→ PROVIDED PASSAGE:

=-=-=

4 - Receptors

Question 1

four major types of receptors?

Answer 1

G - TLC

• G-protein-coupled receptors (GPCRs), aka seven transmembrane receptors (7-TMRs)
• receptor Tyrosine kinase
• Ligand-gated ion channels
• Cytosolic receptors

Question 2

GPCR aka Seven-transmembrane receptors (7TMRs);

• type/quantity,*
• purpose in pharm*

Answer 2

• ~800 GPCRs in human genome (350 are odorant receptors)
• 50% of clinically used drugs act on GPCRs (DIRECT OR INDIRECT)
  
  • 7TMRs are important targets for drug discovery

Question 3

GPCR aka Seven-transmembrane receptors (7TMRs);

G-protein cycle

Answer 3

1. GPCR receives an extracellular stimulus (e.g. light, calcium, odorants, pheromones)
2. induces conformational change in receptor –> facilitating/or inhibiting coupling of receptor to G-protein (w/ alpha, beta, or gamma subunit)

=-=-=

→ DATA UNDER STUDY:
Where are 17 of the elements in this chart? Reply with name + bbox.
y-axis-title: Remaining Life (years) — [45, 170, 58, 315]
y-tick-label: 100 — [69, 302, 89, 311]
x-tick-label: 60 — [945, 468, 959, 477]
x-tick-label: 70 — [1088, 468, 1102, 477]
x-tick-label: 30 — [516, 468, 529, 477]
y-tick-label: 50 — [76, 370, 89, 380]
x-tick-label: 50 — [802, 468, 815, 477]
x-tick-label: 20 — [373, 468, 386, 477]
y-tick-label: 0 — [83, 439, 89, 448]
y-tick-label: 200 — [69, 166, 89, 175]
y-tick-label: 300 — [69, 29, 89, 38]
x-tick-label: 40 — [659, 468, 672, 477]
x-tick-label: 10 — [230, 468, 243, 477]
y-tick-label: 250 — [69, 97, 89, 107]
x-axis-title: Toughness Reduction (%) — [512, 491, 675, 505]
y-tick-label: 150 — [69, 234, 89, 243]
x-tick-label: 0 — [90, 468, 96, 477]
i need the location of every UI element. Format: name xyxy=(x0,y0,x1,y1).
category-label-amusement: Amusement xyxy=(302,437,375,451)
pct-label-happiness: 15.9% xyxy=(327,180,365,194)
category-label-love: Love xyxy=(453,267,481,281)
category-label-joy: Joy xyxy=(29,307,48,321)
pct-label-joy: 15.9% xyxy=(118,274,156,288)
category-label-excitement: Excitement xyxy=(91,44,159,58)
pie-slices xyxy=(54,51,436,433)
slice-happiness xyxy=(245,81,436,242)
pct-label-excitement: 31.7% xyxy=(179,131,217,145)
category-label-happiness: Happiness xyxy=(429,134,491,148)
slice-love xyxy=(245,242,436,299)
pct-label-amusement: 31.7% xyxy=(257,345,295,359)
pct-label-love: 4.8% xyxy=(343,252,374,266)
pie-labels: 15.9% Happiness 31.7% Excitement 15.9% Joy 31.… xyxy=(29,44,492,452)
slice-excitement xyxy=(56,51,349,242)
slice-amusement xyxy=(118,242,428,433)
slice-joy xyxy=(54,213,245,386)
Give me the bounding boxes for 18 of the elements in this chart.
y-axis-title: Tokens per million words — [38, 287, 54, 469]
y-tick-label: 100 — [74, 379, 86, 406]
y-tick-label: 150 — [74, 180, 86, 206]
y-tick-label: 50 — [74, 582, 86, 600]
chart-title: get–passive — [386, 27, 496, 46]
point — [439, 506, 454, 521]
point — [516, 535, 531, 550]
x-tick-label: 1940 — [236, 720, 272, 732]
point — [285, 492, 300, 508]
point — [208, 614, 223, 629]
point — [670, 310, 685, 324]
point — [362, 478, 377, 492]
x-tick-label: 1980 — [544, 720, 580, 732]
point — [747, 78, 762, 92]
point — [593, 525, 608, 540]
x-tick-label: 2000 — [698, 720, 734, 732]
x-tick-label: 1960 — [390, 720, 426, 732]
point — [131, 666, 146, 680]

=-=-=

→ TASK 1: According to the receptors notes, roughly how many GPCRs are in the human genome?
→ TASK 2: For each statement, say whether it agrees with the receptors notes. Answer yes or no and quote the words that decide it. (a) Cytosolic receptors are one of the four major types of receptors. (b) Clinically used drugs act on GPCRs only directly. (c) Light can serve as an extracellular stimulus for a GPCR.
The listing has no connection to the receptors notes.

→ EXPECTED ANSWER 1: About 800.

→ EXPECTED ANSWER 2:
(a) Yes: "Cytosolic receptors"
(b) No: "50% of clinically used drugs act on GPCRs (DIRECT OR INDIRECT)"
(c) Yes: "GPCR receives an extracellular stimulus (e.g. light, calcium, odorants, pheromones)"